Entries from a dataset:
^^^^^^^^^^^^^^^^

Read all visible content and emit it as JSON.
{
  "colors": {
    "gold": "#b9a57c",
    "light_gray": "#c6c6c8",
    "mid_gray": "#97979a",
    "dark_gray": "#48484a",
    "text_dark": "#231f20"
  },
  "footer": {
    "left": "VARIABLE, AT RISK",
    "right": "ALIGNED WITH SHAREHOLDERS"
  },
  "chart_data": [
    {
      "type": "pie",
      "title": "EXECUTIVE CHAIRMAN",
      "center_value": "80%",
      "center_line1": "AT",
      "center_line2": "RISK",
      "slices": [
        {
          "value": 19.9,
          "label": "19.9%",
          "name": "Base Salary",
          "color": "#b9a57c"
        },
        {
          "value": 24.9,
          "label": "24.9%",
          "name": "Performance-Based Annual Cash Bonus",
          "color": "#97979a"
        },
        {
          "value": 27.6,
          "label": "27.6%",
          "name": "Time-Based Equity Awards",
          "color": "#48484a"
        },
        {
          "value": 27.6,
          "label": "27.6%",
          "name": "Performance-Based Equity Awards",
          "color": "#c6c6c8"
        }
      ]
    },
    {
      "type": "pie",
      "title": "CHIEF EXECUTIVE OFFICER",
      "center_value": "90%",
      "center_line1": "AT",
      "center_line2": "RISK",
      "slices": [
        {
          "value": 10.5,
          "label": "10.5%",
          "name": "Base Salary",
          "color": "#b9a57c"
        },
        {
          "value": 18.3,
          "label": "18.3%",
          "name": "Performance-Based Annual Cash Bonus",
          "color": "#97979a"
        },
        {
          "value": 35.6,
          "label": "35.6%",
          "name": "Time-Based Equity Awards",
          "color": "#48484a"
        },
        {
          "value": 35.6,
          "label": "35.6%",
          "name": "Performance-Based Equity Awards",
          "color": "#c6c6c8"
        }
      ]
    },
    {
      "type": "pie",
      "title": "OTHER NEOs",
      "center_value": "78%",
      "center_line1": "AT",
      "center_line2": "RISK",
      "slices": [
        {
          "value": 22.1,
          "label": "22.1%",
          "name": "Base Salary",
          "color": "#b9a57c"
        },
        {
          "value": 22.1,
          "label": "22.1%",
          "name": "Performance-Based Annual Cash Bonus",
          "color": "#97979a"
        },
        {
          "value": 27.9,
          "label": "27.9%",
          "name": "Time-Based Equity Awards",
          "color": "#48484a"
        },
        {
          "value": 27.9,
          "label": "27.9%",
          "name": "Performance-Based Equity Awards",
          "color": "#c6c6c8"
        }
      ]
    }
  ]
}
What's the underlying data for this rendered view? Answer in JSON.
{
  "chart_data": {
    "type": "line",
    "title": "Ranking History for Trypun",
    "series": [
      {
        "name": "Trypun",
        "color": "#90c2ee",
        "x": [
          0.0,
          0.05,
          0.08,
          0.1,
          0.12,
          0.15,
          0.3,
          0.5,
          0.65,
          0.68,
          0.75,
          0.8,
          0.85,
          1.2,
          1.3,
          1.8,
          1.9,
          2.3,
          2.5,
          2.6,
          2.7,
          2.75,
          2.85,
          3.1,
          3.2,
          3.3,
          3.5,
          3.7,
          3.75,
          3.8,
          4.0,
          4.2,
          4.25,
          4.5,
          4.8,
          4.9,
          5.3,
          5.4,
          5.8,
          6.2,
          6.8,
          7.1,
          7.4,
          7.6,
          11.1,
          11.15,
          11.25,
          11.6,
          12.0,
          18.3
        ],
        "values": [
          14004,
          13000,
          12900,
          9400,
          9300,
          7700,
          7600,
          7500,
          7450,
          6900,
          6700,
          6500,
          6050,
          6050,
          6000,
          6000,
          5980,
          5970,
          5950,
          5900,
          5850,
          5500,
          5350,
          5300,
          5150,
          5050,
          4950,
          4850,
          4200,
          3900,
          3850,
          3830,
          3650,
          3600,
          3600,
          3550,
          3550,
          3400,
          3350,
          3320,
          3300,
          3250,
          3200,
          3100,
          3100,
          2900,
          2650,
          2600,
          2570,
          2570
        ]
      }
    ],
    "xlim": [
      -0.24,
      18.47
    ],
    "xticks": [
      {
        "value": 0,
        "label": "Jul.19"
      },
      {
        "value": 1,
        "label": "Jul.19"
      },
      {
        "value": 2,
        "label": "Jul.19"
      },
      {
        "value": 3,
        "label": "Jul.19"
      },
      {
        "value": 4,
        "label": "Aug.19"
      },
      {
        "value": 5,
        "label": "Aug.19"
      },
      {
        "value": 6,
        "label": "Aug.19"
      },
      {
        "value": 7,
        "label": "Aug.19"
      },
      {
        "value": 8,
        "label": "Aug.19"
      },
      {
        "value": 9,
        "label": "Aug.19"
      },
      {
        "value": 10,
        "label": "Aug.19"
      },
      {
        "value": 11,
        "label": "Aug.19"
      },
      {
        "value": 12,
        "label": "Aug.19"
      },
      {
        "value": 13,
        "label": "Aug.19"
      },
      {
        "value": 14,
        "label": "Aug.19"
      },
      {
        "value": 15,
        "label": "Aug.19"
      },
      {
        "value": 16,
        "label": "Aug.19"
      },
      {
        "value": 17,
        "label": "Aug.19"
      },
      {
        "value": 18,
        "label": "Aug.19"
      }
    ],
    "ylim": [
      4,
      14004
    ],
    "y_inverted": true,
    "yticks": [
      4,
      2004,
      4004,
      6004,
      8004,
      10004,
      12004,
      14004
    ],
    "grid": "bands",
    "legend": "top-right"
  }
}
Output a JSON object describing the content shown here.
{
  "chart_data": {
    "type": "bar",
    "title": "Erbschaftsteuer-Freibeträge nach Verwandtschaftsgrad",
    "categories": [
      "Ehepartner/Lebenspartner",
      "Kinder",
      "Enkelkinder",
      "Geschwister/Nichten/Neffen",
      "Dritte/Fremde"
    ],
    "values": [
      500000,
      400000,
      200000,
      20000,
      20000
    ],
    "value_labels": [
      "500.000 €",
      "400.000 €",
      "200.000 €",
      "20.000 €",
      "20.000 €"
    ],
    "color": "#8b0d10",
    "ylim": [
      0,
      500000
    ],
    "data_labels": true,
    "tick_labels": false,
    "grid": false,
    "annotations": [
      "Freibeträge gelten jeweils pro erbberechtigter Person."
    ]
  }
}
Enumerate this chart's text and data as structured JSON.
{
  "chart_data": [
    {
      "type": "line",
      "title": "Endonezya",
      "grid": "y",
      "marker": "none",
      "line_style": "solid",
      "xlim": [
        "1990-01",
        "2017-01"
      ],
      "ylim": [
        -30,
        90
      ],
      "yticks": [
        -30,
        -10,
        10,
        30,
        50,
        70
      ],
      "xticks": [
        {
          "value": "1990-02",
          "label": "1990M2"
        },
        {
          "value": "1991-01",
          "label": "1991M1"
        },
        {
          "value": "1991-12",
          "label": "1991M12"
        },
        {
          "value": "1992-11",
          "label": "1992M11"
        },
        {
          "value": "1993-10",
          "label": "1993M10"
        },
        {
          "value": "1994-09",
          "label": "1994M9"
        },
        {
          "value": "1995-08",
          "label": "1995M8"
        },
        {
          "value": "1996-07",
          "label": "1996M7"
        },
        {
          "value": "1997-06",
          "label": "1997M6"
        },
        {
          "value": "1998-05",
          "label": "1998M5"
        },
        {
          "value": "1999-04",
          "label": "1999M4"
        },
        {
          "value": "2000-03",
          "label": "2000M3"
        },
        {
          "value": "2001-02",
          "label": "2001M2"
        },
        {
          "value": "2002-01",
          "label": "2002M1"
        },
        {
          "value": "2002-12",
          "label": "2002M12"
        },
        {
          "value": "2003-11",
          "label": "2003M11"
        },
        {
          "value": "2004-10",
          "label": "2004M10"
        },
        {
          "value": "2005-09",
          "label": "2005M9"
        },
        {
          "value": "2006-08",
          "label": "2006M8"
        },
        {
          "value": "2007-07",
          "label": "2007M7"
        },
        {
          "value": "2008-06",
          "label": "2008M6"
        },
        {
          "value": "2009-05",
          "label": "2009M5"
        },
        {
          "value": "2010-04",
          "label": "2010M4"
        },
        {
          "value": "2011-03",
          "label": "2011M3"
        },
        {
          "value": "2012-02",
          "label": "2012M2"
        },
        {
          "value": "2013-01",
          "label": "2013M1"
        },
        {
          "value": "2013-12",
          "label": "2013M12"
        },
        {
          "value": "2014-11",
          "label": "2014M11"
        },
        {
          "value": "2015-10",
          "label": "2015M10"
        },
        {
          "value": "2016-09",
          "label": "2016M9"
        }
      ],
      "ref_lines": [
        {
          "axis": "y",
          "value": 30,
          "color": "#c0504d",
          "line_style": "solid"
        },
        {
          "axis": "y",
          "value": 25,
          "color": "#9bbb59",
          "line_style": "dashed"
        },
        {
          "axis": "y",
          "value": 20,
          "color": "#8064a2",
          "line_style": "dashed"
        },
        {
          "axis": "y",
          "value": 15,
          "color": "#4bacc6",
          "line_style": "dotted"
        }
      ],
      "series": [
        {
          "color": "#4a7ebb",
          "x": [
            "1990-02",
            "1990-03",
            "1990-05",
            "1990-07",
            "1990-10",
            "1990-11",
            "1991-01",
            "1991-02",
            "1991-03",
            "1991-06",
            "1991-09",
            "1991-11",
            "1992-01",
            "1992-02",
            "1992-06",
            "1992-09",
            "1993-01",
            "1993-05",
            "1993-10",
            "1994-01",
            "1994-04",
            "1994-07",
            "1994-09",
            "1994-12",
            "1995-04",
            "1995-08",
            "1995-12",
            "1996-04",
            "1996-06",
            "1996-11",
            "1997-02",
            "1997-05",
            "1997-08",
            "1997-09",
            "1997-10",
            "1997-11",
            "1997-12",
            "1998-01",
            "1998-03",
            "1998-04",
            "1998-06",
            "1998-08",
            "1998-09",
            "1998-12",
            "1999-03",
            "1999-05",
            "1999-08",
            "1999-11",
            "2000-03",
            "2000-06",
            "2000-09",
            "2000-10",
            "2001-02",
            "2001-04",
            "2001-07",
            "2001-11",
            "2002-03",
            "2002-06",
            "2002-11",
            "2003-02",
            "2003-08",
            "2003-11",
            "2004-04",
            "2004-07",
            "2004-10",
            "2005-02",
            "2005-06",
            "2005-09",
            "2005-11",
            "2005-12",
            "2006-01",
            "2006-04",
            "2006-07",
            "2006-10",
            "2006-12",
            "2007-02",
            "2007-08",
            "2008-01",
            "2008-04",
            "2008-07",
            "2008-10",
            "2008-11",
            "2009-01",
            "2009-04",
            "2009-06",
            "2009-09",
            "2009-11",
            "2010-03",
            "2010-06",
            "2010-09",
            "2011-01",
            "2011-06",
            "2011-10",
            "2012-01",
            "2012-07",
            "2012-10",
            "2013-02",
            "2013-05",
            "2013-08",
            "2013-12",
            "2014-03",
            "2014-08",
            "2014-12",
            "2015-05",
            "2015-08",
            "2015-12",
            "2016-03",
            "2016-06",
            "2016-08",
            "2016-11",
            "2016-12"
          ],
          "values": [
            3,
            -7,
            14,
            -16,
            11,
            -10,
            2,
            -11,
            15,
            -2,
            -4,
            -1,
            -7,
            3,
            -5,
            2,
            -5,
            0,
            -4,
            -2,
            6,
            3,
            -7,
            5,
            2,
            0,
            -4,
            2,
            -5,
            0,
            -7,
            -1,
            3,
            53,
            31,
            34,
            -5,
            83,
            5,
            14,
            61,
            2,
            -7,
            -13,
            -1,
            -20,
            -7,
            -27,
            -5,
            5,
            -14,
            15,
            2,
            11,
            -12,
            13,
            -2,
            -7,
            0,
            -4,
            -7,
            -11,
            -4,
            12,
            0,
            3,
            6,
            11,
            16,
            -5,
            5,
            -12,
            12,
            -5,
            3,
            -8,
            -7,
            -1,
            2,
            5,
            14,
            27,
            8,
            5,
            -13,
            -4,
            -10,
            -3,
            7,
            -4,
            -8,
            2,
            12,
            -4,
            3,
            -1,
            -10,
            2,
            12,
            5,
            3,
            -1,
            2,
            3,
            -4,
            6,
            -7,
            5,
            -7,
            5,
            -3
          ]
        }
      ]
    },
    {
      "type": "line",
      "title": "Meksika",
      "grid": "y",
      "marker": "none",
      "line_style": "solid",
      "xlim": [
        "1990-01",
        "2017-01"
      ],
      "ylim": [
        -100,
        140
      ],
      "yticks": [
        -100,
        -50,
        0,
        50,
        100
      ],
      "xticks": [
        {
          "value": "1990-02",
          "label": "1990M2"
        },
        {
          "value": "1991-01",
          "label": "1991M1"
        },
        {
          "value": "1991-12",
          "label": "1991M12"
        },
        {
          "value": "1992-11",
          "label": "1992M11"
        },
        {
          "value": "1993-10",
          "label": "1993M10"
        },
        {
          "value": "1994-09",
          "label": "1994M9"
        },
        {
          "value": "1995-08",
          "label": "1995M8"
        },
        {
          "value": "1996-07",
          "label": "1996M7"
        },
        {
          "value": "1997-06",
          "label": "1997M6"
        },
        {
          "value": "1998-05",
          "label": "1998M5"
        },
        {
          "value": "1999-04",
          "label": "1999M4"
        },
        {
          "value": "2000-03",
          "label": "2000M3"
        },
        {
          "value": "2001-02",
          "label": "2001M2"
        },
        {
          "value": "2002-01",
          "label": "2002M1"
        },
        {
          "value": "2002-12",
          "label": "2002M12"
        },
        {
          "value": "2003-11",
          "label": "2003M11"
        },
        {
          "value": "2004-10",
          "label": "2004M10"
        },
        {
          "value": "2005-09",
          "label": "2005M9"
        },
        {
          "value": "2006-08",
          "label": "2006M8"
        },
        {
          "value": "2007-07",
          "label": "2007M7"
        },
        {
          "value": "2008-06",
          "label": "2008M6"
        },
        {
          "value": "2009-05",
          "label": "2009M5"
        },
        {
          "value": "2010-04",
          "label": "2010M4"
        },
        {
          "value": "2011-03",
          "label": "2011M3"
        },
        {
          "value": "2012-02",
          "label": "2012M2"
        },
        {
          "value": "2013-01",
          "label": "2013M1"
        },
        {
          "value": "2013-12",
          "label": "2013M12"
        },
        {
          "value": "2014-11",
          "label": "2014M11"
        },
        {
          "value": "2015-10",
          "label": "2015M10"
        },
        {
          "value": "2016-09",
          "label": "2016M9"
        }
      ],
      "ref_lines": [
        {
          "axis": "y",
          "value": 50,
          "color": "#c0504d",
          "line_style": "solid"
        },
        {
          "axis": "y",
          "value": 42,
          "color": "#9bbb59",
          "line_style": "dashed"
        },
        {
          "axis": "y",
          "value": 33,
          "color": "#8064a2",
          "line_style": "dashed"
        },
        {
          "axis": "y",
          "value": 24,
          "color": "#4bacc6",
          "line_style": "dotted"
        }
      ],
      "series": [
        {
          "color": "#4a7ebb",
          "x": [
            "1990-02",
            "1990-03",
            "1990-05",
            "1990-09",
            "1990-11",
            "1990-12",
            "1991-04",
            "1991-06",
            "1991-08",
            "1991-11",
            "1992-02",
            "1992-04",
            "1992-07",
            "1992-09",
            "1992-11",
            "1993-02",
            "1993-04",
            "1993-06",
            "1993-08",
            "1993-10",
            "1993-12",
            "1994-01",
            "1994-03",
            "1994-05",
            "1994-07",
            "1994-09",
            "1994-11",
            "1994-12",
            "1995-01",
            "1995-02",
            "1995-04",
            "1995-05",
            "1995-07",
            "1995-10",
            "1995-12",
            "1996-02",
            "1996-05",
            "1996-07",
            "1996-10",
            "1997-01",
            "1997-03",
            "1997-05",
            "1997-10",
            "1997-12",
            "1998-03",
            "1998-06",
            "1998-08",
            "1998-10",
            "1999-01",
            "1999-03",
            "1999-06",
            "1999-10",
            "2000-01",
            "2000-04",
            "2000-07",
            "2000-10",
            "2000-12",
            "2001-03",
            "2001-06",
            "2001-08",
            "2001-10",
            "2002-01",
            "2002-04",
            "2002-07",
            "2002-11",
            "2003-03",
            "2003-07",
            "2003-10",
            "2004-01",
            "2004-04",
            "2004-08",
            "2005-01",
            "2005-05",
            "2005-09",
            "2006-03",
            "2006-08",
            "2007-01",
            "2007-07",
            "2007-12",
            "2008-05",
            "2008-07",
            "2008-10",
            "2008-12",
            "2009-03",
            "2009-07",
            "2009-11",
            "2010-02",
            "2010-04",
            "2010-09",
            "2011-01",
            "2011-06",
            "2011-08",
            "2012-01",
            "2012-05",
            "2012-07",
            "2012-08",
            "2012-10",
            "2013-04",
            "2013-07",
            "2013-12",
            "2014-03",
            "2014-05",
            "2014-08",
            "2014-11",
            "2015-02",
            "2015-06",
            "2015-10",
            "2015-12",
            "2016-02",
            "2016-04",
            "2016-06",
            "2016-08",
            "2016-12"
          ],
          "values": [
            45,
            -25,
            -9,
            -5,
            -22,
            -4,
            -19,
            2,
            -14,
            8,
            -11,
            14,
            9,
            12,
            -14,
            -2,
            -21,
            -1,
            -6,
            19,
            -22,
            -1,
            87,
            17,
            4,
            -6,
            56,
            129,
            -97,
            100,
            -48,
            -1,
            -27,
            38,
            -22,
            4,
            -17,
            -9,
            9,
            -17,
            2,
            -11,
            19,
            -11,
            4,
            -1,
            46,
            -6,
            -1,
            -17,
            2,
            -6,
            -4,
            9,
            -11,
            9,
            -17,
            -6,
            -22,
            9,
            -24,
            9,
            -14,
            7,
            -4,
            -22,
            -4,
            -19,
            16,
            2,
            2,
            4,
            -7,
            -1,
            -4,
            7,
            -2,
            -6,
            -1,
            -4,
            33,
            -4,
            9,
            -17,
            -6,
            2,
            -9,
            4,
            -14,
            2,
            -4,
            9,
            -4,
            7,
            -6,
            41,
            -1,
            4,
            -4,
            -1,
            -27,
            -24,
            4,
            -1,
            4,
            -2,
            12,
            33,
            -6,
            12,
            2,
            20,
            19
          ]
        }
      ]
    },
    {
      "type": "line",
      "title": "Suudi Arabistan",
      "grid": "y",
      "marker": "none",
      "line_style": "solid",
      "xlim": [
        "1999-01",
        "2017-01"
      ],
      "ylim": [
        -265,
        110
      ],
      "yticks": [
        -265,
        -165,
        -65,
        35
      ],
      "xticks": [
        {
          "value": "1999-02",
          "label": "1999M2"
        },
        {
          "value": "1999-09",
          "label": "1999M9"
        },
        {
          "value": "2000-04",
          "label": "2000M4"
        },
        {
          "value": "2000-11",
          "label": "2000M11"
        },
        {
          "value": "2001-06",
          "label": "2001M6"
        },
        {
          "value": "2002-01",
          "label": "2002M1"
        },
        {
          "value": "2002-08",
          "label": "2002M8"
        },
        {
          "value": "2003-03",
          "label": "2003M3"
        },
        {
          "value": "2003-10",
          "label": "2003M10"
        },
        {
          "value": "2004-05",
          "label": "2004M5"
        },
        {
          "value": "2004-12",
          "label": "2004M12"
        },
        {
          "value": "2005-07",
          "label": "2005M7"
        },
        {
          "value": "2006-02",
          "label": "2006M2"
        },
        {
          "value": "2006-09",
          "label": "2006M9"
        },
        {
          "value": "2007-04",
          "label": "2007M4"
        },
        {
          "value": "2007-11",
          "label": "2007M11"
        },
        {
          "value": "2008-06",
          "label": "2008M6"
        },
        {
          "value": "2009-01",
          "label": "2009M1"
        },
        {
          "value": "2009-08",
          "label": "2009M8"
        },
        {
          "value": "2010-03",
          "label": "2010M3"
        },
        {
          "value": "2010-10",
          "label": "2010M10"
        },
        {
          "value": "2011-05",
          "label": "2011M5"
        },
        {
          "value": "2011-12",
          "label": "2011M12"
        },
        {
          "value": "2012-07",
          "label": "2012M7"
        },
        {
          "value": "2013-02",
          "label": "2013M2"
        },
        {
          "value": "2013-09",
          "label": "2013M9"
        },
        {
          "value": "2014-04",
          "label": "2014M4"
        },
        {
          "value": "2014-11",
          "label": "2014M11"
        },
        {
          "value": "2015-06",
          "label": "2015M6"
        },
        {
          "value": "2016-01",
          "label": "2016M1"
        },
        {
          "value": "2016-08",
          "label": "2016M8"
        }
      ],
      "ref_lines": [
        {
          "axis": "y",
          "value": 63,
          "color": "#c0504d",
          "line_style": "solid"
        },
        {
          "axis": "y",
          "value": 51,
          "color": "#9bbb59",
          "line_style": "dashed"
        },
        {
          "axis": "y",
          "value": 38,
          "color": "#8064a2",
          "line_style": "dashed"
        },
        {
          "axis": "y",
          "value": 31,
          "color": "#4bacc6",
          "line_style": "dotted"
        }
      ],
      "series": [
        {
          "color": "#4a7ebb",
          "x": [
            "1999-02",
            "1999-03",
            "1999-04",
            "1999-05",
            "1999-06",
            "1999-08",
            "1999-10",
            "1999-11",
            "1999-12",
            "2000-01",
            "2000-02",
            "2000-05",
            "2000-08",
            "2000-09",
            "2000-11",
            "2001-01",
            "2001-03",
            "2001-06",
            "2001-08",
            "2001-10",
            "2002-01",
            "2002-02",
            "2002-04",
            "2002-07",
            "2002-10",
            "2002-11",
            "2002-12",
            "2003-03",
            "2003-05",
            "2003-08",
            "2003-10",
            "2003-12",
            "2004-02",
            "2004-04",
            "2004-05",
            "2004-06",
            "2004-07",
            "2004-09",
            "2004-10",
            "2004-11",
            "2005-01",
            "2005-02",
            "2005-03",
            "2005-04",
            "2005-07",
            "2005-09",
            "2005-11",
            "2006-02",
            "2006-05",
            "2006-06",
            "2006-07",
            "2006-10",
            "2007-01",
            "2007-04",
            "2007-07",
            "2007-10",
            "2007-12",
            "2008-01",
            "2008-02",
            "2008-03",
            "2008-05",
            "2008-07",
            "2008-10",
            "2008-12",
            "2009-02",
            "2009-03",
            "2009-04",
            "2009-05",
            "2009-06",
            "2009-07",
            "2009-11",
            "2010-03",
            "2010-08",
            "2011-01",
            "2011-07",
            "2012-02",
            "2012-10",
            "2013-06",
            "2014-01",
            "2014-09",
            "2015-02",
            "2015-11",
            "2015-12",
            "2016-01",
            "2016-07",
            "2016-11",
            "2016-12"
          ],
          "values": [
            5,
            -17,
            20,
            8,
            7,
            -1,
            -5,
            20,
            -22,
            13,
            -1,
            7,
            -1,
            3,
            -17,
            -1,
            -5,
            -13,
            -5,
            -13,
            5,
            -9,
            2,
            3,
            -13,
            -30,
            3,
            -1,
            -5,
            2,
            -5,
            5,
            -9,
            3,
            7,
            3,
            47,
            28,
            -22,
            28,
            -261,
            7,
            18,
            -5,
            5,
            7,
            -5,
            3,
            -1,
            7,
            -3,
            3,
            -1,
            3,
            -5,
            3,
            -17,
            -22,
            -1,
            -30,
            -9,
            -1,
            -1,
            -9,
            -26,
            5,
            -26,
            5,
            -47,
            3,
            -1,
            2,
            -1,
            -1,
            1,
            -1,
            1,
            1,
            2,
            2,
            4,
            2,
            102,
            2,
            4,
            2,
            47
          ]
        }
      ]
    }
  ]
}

^^^^^^^^^^^^^^^^

• **What you should do**
Show every line from the entries above in which "right" appears.

• **Result of this exercise**
    "right": "ALIGNED WITH SHAREHOLDERS"
    "legend": "top-right"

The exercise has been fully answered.